* _Goal_:
Keep the pictures out of the copy and repeat the records exactly.

* _Stored rows_:
>> start
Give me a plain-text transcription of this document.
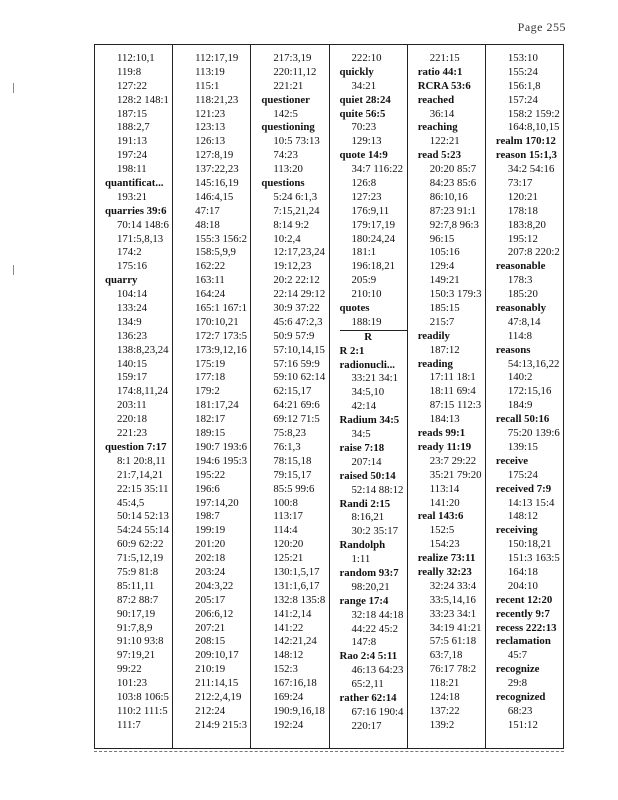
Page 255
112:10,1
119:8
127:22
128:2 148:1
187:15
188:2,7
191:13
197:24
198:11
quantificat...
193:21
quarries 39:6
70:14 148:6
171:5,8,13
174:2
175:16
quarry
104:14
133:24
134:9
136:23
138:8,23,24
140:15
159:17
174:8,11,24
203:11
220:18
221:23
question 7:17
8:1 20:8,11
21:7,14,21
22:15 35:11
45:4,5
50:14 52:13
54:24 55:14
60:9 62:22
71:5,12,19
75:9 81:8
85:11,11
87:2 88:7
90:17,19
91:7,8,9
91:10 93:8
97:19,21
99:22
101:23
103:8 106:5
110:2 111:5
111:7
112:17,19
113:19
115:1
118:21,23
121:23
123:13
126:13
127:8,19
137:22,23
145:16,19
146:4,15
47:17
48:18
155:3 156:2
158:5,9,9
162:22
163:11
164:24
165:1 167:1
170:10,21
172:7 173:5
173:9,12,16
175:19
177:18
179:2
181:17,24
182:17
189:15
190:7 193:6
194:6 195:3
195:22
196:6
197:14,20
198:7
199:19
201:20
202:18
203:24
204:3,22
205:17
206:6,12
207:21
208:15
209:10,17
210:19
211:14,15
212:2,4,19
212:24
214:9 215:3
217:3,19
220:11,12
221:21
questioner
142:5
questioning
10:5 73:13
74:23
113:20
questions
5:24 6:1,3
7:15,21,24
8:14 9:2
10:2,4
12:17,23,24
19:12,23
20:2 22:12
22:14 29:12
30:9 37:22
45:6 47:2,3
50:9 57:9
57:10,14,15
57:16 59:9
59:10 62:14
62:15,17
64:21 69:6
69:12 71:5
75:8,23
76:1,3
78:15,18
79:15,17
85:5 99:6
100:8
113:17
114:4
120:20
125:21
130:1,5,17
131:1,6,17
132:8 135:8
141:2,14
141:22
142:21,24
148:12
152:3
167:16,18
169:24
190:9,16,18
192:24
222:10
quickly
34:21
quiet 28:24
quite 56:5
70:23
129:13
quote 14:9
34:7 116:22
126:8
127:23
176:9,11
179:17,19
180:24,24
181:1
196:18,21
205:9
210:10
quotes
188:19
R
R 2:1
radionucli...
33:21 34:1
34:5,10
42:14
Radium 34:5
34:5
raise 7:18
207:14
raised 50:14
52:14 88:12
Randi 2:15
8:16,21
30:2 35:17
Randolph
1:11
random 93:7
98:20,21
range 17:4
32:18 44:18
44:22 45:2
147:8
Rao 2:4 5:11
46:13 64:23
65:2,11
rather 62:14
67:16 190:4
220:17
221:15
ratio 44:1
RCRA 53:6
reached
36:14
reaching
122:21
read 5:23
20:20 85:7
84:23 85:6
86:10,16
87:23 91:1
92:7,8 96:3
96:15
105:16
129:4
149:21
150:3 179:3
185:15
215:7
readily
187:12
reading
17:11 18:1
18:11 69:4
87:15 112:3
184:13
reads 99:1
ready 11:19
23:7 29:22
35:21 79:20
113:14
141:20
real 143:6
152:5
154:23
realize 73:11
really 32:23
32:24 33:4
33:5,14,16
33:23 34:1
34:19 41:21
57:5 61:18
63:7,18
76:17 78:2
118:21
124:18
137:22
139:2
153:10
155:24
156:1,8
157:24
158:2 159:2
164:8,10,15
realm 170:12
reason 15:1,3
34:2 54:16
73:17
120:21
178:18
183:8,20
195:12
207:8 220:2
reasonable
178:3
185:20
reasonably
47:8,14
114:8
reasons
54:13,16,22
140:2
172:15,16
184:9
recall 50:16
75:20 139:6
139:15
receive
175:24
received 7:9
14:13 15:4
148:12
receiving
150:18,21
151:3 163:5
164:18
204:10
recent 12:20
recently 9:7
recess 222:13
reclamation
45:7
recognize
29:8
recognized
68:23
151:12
>> end
* _Result for this exercise_:
Give me a plain-text transcription of this document.
Page 255
112:10,1
119:8
127:22
128:2 148:1
187:15
188:2,7
191:13
197:24
198:11
quantificat...
193:21
quarries 39:6
70:14 148:6
171:5,8,13
174:2
175:16
quarry
104:14
133:24
134:9
136:23
138:8,23,24
140:15
159:17
174:8,11,24
203:11
220:18
221:23
question 7:17
8:1 20:8,11
21:7,14,21
22:15 35:11
45:4,5
50:14 52:13
54:24 55:14
60:9 62:22
71:5,12,19
75:9 81:8
85:11,11
87:2 88:7
90:17,19
91:7,8,9
91:10 93:8
97:19,21
99:22
101:23
103:8 106:5
110:2 111:5
111:7
112:17,19
113:19
115:1
118:21,23
121:23
123:13
126:13
127:8,19
137:22,23
145:16,19
146:4,15
47:17
48:18
155:3 156:2
158:5,9,9
162:22
163:11
164:24
165:1 167:1
170:10,21
172:7 173:5
173:9,12,16
175:19
177:18
179:2
181:17,24
182:17
189:15
190:7 193:6
194:6 195:3
195:22
196:6
197:14,20
198:7
199:19
201:20
202:18
203:24
204:3,22
205:17
206:6,12
207:21
208:15
209:10,17
210:19
211:14,15
212:2,4,19
212:24
214:9 215:3
217:3,19
220:11,12
221:21
questioner
142:5
questioning
10:5 73:13
74:23
113:20
questions
5:24 6:1,3
7:15,21,24
8:14 9:2
10:2,4
12:17,23,24
19:12,23
20:2 22:12
22:14 29:12
30:9 37:22
45:6 47:2,3
50:9 57:9
57:10,14,15
57:16 59:9
59:10 62:14
62:15,17
64:21 69:6
69:12 71:5
75:8,23
76:1,3
78:15,18
79:15,17
85:5 99:6
100:8
113:17
114:4
120:20
125:21
130:1,5,17
131:1,6,17
132:8 135:8
141:2,14
141:22
142:21,24
148:12
152:3
167:16,18
169:24
190:9,16,18
192:24
222:10
quickly
34:21
quiet 28:24
quite 56:5
70:23
129:13
quote 14:9
34:7 116:22
126:8
127:23
176:9,11
179:17,19
180:24,24
181:1
196:18,21
205:9
210:10
quotes
188:19
R
R 2:1
radionucli...
33:21 34:1
34:5,10
42:14
Radium 34:5
34:5
raise 7:18
207:14
raised 50:14
52:14 88:12
Randi 2:15
8:16,21
30:2 35:17
Randolph
1:11
random 93:7
98:20,21
range 17:4
32:18 44:18
44:22 45:2
147:8
Rao 2:4 5:11
46:13 64:23
65:2,11
rather 62:14
67:16 190:4
220:17
221:15
ratio 44:1
RCRA 53:6
reached
36:14
reaching
122:21
read 5:23
20:20 85:7
84:23 85:6
86:10,16
87:23 91:1
92:7,8 96:3
96:15
105:16
129:4
149:21
150:3 179:3
185:15
215:7
readily
187:12
reading
17:11 18:1
18:11 69:4
87:15 112:3
184:13
reads 99:1
ready 11:19
23:7 29:22
35:21 79:20
113:14
141:20
real 143:6
152:5
154:23
realize 73:11
really 32:23
32:24 33:4
33:5,14,16
33:23 34:1
34:19 41:21
57:5 61:18
63:7,18
76:17 78:2
118:21
124:18
137:22
139:2
153:10
155:24
156:1,8
157:24
158:2 159:2
164:8,10,15
realm 170:12
reason 15:1,3
34:2 54:16
73:17
120:21
178:18
183:8,20
195:12
207:8 220:2
reasonable
178:3
185:20
reasonably
47:8,14
114:8
reasons
54:13,16,22
140:2
172:15,16
184:9
recall 50:16
75:20 139:6
139:15
receive
175:24
received 7:9
14:13 15:4
148:12
receiving
150:18,21
151:3 163:5
164:18
204:10
recent 12:20
recently 9:7
recess 222:13
reclamation
45:7
recognize
29:8
recognized
68:23
151:12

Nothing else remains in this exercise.